**WORK REQUIRED:** Track down every line below that holds "提高综合接待能力" and copy it.

**EXTRACTED RECORDS:**

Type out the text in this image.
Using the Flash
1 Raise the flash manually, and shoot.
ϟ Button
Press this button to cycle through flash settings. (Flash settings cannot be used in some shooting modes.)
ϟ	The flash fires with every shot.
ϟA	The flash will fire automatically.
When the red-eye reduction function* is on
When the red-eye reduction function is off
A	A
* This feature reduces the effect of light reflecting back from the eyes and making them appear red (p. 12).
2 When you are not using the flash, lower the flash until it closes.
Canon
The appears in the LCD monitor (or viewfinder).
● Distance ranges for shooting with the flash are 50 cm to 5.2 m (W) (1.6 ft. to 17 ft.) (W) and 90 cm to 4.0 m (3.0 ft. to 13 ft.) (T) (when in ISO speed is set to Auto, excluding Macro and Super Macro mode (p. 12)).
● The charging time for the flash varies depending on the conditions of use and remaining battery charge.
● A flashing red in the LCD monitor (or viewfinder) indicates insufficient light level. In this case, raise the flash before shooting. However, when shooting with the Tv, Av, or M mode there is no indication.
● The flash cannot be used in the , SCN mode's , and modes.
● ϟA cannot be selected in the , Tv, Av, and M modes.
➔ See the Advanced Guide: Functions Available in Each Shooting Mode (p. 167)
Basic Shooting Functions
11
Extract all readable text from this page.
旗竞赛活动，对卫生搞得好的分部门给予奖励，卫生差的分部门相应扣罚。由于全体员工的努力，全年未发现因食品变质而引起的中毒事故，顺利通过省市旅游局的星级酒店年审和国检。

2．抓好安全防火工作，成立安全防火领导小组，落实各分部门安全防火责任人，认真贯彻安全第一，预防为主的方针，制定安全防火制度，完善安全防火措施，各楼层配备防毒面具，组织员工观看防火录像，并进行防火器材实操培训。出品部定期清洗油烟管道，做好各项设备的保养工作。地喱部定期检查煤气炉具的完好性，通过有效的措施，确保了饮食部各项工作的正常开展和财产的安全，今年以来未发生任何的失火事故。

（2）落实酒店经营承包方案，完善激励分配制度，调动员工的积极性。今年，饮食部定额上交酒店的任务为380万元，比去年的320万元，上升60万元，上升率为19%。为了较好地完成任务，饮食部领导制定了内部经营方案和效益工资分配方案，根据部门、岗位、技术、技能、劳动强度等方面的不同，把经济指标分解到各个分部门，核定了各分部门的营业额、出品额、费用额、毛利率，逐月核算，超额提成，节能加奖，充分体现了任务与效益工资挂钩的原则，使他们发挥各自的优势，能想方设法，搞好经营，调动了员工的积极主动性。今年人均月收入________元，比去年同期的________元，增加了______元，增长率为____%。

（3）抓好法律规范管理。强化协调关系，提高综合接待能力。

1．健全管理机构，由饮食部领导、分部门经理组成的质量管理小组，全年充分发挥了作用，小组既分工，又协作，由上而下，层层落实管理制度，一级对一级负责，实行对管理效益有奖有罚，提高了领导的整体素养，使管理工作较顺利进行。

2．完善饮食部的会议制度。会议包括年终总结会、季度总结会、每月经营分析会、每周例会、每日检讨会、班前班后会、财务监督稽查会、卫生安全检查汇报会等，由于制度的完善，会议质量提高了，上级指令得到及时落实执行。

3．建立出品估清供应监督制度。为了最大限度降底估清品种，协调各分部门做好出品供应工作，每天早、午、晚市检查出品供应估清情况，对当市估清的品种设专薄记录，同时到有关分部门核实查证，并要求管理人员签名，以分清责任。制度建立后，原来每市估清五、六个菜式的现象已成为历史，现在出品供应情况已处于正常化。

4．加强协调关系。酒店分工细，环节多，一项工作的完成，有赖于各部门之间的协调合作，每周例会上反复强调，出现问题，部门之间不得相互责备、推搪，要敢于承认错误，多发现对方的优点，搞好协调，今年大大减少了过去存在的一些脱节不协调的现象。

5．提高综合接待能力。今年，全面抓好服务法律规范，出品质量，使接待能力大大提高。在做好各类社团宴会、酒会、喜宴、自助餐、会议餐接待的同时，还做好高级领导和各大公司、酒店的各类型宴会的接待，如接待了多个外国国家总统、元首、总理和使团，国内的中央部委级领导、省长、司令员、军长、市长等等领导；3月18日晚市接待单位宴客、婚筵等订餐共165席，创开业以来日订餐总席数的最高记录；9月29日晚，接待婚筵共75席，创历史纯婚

**COMPLETE ANSWER:**
（3）抓好法律规范管理。强化协调关系，提高综合接待能力。
5．提高综合接待能力。今年，全面抓好服务法律规范，出品质量，使接待能力大大提高。在做好各类社团宴会、酒会、喜宴、自助餐、会议餐接待的同时，还做好高级领导和各大公司、酒店的各类型宴会的接待，如接待了多个外国国家总统、元首、总理和使团，国内的中央部委级领导、省长、司令员、军长、市长等等领导；3月18日晚市接待单位宴客、婚筵等订餐共165席，创开业以来日订餐总席数的最高记录；9月29日晚，接待婚筵共75席，创历史纯婚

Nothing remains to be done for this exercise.